### Required task
Everything in the listing should be restated word for word.

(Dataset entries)
------------------------------

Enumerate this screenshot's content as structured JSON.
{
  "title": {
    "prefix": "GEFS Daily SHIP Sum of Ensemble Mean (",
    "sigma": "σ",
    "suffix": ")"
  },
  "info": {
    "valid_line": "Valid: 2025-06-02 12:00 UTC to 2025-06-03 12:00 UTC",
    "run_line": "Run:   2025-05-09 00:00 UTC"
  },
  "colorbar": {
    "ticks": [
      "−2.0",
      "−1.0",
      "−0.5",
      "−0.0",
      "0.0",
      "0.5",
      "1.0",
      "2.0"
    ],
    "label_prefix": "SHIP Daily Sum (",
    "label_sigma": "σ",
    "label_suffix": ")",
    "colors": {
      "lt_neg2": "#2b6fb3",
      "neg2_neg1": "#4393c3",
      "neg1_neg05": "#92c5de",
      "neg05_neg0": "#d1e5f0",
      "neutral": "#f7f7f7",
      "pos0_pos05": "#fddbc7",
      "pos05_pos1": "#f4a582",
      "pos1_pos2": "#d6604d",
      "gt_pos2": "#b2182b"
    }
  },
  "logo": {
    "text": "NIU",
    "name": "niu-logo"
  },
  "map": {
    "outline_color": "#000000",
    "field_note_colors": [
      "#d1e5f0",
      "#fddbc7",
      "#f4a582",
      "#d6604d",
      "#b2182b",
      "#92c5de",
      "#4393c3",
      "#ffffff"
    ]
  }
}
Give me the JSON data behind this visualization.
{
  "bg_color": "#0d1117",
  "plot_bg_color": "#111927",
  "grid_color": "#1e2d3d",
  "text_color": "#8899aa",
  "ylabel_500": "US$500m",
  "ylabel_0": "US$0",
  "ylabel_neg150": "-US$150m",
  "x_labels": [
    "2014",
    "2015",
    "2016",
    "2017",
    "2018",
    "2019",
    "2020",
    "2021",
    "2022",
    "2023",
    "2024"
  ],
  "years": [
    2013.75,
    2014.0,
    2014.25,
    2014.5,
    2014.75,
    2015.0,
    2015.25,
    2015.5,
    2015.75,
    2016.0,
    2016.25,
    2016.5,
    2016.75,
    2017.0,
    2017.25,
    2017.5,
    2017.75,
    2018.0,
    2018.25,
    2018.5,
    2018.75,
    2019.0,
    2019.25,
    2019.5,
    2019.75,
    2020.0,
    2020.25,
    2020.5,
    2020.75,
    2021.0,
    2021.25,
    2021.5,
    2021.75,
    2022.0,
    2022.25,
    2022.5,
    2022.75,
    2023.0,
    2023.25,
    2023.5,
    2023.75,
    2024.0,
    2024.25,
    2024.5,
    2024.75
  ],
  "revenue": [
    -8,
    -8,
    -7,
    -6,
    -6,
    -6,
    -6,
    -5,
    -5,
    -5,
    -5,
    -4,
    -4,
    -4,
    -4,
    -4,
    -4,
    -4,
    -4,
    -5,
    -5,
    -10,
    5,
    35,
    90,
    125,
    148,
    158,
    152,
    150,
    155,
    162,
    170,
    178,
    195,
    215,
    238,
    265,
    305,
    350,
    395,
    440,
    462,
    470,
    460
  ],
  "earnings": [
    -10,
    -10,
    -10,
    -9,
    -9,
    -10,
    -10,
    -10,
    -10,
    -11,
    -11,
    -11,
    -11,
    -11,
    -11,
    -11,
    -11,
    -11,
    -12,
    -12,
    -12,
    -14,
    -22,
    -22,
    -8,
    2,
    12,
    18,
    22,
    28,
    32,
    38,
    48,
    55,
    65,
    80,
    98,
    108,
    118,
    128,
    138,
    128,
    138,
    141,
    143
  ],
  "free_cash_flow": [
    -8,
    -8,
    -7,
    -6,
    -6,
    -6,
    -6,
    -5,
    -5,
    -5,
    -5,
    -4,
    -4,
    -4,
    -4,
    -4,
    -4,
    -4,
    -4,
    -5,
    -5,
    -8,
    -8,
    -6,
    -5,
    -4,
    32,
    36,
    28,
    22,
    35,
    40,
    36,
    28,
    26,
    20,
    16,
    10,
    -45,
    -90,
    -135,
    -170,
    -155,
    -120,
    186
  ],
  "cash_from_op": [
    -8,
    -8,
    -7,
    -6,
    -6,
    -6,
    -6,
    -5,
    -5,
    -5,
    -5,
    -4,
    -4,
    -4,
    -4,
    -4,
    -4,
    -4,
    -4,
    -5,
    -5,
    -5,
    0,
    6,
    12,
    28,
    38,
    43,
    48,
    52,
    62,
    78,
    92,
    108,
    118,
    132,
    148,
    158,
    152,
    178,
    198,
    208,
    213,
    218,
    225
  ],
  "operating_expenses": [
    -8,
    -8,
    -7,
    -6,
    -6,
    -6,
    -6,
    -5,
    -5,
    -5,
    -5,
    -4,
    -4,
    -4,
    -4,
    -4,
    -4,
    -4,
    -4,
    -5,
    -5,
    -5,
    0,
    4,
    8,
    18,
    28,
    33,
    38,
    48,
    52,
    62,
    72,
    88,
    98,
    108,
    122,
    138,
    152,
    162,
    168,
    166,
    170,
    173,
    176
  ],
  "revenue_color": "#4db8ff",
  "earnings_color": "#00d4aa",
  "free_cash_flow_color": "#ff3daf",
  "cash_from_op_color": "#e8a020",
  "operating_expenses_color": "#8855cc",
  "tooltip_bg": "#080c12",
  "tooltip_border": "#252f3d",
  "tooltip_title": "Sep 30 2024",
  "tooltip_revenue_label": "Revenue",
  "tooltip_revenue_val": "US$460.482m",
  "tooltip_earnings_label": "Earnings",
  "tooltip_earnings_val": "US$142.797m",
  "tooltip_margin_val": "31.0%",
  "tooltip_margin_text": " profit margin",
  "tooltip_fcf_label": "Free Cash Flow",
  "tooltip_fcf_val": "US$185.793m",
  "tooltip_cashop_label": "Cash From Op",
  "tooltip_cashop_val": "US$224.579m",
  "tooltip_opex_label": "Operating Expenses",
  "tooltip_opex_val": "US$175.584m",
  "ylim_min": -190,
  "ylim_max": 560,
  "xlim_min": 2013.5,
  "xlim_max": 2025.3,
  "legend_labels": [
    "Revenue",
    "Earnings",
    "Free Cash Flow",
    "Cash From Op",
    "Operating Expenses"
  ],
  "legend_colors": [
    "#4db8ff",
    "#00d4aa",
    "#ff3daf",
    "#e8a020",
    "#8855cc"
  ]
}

------------------------------

### Expected output
Enumerate this screenshot's content as structured JSON.
{
  "title": {
    "prefix": "GEFS Daily SHIP Sum of Ensemble Mean (",
    "sigma": "σ",
    "suffix": ")"
  },
  "info": {
    "valid_line": "Valid: 2025-06-02 12:00 UTC to 2025-06-03 12:00 UTC",
    "run_line": "Run:   2025-05-09 00:00 UTC"
  },
  "colorbar": {
    "ticks": [
      "−2.0",
      "−1.0",
      "−0.5",
      "−0.0",
      "0.0",
      "0.5",
      "1.0",
      "2.0"
    ],
    "label_prefix": "SHIP Daily Sum (",
    "label_sigma": "σ",
    "label_suffix": ")",
    "colors": {
      "lt_neg2": "#2b6fb3",
      "neg2_neg1": "#4393c3",
      "neg1_neg05": "#92c5de",
      "neg05_neg0": "#d1e5f0",
      "neutral": "#f7f7f7",
      "pos0_pos05": "#fddbc7",
      "pos05_pos1": "#f4a582",
      "pos1_pos2": "#d6604d",
      "gt_pos2": "#b2182b"
    }
  },
  "logo": {
    "text": "NIU",
    "name": "niu-logo"
  },
  "map": {
    "outline_color": "#000000",
    "field_note_colors": [
      "#d1e5f0",
      "#fddbc7",
      "#f4a582",
      "#d6604d",
      "#b2182b",
      "#92c5de",
      "#4393c3",
      "#ffffff"
    ]
  }
}
Give me the JSON data behind this visualization.
{
  "bg_color": "#0d1117",
  "plot_bg_color": "#111927",
  "grid_color": "#1e2d3d",
  "text_color": "#8899aa",
  "ylabel_500": "US$500m",
  "ylabel_0": "US$0",
  "ylabel_neg150": "-US$150m",
  "x_labels": [
    "2014",
    "2015",
    "2016",
    "2017",
    "2018",
    "2019",
    "2020",
    "2021",
    "2022",
    "2023",
    "2024"
  ],
  "years": [
    2013.75,
    2014.0,
    2014.25,
    2014.5,
    2014.75,
    2015.0,
    2015.25,
    2015.5,
    2015.75,
    2016.0,
    2016.25,
    2016.5,
    2016.75,
    2017.0,
    2017.25,
    2017.5,
    2017.75,
    2018.0,
    2018.25,
    2018.5,
    2018.75,
    2019.0,
    2019.25,
    2019.5,
    2019.75,
    2020.0,
    2020.25,
    2020.5,
    2020.75,
    2021.0,
    2021.25,
    2021.5,
    2021.75,
    2022.0,
    2022.25,
    2022.5,
    2022.75,
    2023.0,
    2023.25,
    2023.5,
    2023.75,
    2024.0,
    2024.25,
    2024.5,
    2024.75
  ],
  "revenue": [
    -8,
    -8,
    -7,
    -6,
    -6,
    -6,
    -6,
    -5,
    -5,
    -5,
    -5,
    -4,
    -4,
    -4,
    -4,
    -4,
    -4,
    -4,
    -4,
    -5,
    -5,
    -10,
    5,
    35,
    90,
    125,
    148,
    158,
    152,
    150,
    155,
    162,
    170,
    178,
    195,
    215,
    238,
    265,
    305,
    350,
    395,
    440,
    462,
    470,
    460
  ],
  "earnings": [
    -10,
    -10,
    -10,
    -9,
    -9,
    -10,
    -10,
    -10,
    -10,
    -11,
    -11,
    -11,
    -11,
    -11,
    -11,
    -11,
    -11,
    -11,
    -12,
    -12,
    -12,
    -14,
    -22,
    -22,
    -8,
    2,
    12,
    18,
    22,
    28,
    32,
    38,
    48,
    55,
    65,
    80,
    98,
    108,
    118,
    128,
    138,
    128,
    138,
    141,
    143
  ],
  "free_cash_flow": [
    -8,
    -8,
    -7,
    -6,
    -6,
    -6,
    -6,
    -5,
    -5,
    -5,
    -5,
    -4,
    -4,
    -4,
    -4,
    -4,
    -4,
    -4,
    -4,
    -5,
    -5,
    -8,
    -8,
    -6,
    -5,
    -4,
    32,
    36,
    28,
    22,
    35,
    40,
    36,
    28,
    26,
    20,
    16,
    10,
    -45,
    -90,
    -135,
    -170,
    -155,
    -120,
    186
  ],
  "cash_from_op": [
    -8,
    -8,
    -7,
    -6,
    -6,
    -6,
    -6,
    -5,
    -5,
    -5,
    -5,
    -4,
    -4,
    -4,
    -4,
    -4,
    -4,
    -4,
    -4,
    -5,
    -5,
    -5,
    0,
    6,
    12,
    28,
    38,
    43,
    48,
    52,
    62,
    78,
    92,
    108,
    118,
    132,
    148,
    158,
    152,
    178,
    198,
    208,
    213,
    218,
    225
  ],
  "operating_expenses": [
    -8,
    -8,
    -7,
    -6,
    -6,
    -6,
    -6,
    -5,
    -5,
    -5,
    -5,
    -4,
    -4,
    -4,
    -4,
    -4,
    -4,
    -4,
    -4,
    -5,
    -5,
    -5,
    0,
    4,
    8,
    18,
    28,
    33,
    38,
    48,
    52,
    62,
    72,
    88,
    98,
    108,
    122,
    138,
    152,
    162,
    168,
    166,
    170,
    173,
    176
  ],
  "revenue_color": "#4db8ff",
  "earnings_color": "#00d4aa",
  "free_cash_flow_color": "#ff3daf",
  "cash_from_op_color": "#e8a020",
  "operating_expenses_color": "#8855cc",
  "tooltip_bg": "#080c12",
  "tooltip_border": "#252f3d",
  "tooltip_title": "Sep 30 2024",
  "tooltip_revenue_label": "Revenue",
  "tooltip_revenue_val": "US$460.482m",
  "tooltip_earnings_label": "Earnings",
  "tooltip_earnings_val": "US$142.797m",
  "tooltip_margin_val": "31.0%",
  "tooltip_margin_text": " profit margin",
  "tooltip_fcf_label": "Free Cash Flow",
  "tooltip_fcf_val": "US$185.793m",
  "tooltip_cashop_label": "Cash From Op",
  "tooltip_cashop_val": "US$224.579m",
  "tooltip_opex_label": "Operating Expenses",
  "tooltip_opex_val": "US$175.584m",
  "ylim_min": -190,
  "ylim_max": 560,
  "xlim_min": 2013.5,
  "xlim_max": 2025.3,
  "legend_labels": [
    "Revenue",
    "Earnings",
    "Free Cash Flow",
    "Cash From Op",
    "Operating Expenses"
  ],
  "legend_colors": [
    "#4db8ff",
    "#00d4aa",
    "#ff3daf",
    "#e8a020",
    "#8855cc"
  ]
}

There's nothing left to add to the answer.